● Objective:
Search the material for the word "optional" and report each line where it turns up.

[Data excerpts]
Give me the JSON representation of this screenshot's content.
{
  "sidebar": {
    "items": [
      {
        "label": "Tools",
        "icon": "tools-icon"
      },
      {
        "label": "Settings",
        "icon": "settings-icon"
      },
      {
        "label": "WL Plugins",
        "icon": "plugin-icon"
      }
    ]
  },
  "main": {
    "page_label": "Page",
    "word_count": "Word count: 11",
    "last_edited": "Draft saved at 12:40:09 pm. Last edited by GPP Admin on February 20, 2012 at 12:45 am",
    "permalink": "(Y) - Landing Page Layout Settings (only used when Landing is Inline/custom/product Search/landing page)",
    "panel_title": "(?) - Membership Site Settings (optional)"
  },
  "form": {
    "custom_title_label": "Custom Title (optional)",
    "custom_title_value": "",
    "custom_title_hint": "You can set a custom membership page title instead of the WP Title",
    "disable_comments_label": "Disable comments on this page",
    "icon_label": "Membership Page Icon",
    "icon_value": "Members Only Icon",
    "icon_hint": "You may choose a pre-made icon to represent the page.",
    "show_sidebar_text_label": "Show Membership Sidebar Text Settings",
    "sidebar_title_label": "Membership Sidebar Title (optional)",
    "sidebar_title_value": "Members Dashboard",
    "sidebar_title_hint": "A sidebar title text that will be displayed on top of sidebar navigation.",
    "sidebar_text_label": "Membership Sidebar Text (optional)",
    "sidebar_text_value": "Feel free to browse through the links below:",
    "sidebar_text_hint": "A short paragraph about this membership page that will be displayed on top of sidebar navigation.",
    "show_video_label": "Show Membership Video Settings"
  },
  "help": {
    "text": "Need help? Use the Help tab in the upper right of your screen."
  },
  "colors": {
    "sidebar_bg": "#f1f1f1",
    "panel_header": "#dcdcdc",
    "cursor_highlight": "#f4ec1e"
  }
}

* * *

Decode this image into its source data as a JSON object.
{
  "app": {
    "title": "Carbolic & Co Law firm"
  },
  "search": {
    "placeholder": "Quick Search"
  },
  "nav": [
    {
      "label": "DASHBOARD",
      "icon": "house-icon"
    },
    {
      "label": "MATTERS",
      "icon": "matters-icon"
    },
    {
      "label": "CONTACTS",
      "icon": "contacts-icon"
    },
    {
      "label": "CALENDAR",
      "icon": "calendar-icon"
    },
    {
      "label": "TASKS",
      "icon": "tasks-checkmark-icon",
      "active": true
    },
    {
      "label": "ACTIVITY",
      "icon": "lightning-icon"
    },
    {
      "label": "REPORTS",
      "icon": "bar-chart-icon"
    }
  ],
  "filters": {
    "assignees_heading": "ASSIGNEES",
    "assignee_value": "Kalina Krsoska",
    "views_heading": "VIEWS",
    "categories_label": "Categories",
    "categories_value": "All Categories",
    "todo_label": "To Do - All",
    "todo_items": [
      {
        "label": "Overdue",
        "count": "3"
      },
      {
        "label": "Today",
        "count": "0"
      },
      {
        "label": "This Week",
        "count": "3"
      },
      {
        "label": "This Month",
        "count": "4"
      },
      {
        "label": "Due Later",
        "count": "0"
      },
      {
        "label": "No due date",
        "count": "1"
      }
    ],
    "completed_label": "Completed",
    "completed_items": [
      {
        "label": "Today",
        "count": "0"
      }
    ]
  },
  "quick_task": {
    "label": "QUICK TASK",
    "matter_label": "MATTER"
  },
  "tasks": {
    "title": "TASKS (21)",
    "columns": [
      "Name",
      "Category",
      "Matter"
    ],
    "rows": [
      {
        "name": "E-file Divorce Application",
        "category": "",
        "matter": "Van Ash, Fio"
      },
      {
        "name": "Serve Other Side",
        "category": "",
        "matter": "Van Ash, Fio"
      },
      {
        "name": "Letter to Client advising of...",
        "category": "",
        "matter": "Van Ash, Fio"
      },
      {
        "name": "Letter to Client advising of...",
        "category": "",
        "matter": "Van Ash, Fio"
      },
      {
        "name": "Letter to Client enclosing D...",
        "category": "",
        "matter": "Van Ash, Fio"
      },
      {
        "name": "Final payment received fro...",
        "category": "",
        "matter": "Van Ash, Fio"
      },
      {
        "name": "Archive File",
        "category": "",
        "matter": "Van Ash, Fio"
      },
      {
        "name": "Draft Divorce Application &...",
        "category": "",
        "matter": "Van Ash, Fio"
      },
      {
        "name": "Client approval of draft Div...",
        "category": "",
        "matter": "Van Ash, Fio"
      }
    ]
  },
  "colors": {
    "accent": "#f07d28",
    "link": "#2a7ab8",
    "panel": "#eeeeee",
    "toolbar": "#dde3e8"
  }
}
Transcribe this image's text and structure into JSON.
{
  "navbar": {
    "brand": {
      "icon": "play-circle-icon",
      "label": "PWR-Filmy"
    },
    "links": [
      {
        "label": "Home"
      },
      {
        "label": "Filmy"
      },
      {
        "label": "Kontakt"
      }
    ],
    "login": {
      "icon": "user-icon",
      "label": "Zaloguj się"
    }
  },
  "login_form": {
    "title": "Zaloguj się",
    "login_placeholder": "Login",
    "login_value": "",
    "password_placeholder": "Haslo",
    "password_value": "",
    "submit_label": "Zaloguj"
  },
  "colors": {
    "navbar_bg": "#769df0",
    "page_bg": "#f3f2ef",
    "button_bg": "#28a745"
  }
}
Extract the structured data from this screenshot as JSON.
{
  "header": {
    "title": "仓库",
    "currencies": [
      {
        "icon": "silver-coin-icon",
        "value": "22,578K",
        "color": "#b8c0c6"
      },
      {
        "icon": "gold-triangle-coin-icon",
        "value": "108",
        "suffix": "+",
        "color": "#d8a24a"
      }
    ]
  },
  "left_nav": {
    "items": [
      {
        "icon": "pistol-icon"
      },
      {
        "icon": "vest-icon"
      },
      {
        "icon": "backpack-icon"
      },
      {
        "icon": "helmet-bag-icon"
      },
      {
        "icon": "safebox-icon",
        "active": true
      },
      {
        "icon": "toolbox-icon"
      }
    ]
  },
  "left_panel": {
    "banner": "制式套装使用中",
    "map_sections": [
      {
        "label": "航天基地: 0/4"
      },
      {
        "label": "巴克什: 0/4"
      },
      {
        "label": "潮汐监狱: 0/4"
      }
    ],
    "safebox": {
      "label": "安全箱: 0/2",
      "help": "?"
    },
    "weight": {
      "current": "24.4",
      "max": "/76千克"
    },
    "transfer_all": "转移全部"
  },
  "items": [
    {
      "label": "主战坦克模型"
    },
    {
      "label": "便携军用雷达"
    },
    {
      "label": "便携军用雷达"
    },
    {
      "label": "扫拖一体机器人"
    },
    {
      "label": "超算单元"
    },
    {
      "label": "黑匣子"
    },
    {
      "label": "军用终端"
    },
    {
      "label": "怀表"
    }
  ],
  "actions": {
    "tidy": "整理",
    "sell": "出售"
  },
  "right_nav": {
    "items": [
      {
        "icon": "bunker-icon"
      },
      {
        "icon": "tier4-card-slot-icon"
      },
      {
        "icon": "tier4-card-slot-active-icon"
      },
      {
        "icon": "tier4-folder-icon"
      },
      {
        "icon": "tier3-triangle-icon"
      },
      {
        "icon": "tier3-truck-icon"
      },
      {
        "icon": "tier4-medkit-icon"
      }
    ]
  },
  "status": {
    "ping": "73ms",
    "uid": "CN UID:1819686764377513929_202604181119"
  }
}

● Exercise output:
    "panel_title": "(?) - Membership Site Settings (optional)"
    "custom_title_label": "Custom Title (optional)",
    "sidebar_title_label": "Membership Sidebar Title (optional)",
    "sidebar_text_label": "Membership Sidebar Text (optional)",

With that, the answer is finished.